** begin **

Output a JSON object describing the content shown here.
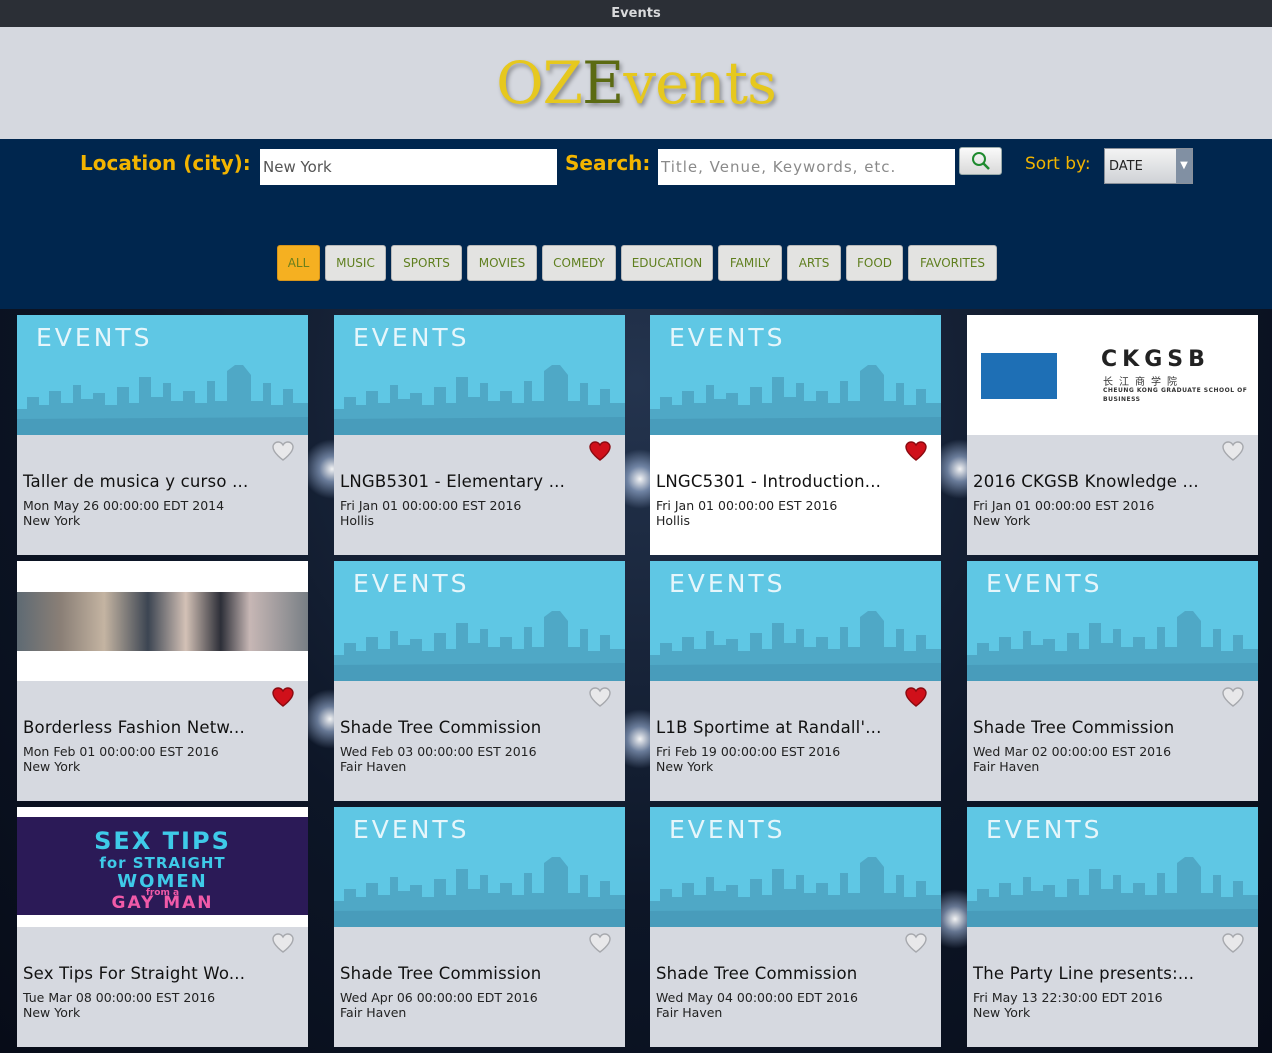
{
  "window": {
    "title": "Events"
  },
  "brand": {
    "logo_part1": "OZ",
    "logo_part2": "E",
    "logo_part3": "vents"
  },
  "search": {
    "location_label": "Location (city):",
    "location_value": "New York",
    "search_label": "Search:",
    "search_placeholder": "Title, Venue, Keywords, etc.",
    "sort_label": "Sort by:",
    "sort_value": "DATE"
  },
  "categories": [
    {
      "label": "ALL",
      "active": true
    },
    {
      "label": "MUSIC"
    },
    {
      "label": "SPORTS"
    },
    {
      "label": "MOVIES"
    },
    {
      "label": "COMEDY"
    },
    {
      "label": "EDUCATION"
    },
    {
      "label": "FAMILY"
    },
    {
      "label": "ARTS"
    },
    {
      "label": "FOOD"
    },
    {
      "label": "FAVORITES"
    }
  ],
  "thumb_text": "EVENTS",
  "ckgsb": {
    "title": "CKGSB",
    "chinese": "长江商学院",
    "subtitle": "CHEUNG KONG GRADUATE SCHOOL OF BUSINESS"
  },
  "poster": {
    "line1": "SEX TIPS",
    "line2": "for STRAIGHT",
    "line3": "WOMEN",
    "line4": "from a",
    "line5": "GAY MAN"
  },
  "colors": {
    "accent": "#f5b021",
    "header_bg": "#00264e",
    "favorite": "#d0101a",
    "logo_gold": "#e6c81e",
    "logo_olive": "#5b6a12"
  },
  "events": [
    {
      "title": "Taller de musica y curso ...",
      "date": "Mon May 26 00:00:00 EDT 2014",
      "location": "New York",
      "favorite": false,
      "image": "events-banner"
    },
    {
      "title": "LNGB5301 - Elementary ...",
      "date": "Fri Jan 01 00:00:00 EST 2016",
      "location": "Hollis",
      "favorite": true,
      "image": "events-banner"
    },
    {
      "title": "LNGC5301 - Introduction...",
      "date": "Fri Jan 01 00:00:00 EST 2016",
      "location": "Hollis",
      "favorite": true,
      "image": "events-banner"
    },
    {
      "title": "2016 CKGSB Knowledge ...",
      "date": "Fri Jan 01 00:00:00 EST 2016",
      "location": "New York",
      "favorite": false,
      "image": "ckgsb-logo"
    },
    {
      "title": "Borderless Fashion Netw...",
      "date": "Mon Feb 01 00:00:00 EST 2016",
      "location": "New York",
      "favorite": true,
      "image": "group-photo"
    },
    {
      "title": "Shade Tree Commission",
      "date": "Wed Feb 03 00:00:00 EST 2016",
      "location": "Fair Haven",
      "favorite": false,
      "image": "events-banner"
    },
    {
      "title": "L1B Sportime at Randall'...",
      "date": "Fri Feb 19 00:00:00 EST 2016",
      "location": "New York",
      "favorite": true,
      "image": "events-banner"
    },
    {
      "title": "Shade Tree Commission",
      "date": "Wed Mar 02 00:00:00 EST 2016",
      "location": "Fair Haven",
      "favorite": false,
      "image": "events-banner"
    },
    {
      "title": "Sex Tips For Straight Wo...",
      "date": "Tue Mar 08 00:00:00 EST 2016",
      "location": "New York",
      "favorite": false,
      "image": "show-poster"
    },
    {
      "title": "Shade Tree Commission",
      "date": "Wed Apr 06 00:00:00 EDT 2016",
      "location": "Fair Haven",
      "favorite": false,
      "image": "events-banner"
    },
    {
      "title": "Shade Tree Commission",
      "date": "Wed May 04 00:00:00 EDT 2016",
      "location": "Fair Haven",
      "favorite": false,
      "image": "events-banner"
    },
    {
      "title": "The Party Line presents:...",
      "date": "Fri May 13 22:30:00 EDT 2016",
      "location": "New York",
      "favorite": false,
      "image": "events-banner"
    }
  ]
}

** end **
** begin **

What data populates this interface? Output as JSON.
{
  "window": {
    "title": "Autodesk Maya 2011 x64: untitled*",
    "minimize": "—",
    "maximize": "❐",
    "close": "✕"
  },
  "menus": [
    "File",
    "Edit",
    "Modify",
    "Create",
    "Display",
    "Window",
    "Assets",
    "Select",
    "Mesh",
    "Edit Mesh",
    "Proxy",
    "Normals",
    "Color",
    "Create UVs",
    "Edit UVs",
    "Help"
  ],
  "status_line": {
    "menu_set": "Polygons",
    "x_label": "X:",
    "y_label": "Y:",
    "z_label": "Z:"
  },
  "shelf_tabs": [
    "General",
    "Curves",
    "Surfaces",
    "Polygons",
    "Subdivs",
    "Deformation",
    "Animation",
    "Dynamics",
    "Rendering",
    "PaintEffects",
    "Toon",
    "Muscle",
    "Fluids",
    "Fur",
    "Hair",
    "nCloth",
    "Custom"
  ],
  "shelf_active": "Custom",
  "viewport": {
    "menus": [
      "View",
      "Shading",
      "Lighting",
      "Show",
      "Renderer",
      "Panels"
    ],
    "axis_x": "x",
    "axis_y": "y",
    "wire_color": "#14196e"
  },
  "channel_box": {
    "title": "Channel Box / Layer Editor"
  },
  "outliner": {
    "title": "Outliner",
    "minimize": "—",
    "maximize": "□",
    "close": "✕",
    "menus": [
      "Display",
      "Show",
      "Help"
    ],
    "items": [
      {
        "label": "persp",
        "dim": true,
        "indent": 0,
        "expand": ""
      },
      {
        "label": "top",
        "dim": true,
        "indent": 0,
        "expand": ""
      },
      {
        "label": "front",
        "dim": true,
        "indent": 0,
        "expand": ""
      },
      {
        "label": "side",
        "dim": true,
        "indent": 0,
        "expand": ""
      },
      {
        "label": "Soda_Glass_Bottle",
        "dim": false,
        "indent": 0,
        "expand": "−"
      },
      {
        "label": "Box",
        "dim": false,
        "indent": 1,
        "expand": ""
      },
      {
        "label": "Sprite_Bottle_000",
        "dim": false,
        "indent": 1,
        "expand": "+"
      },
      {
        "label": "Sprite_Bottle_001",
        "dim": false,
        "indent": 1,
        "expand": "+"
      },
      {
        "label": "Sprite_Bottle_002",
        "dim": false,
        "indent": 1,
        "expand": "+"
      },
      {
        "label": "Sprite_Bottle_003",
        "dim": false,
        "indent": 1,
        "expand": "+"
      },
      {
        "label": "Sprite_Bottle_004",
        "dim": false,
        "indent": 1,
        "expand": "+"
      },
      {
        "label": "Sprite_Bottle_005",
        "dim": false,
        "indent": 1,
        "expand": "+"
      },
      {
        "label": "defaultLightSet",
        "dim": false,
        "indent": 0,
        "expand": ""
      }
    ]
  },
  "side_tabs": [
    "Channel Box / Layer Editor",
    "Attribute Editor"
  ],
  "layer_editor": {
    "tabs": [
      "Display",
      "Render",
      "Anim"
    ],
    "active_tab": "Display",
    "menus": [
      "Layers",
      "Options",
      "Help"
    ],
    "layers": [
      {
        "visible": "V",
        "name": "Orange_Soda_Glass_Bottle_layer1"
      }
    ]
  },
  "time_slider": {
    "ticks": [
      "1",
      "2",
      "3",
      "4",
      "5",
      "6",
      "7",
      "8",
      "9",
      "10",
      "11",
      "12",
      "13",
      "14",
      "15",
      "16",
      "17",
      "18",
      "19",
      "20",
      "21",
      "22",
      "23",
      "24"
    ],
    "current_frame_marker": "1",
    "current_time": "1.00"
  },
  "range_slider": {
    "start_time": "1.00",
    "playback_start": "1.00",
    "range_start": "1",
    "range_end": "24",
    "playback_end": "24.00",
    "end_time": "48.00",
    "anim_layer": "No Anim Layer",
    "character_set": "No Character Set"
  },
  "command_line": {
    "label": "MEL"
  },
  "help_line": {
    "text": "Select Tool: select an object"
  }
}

** end **

WHAT TO PRODUCE —
Collect each line above holding the string "JSON".

REPLY TO THE TASK —
Output a JSON object describing the content shown here.
What data populates this interface? Output as JSON.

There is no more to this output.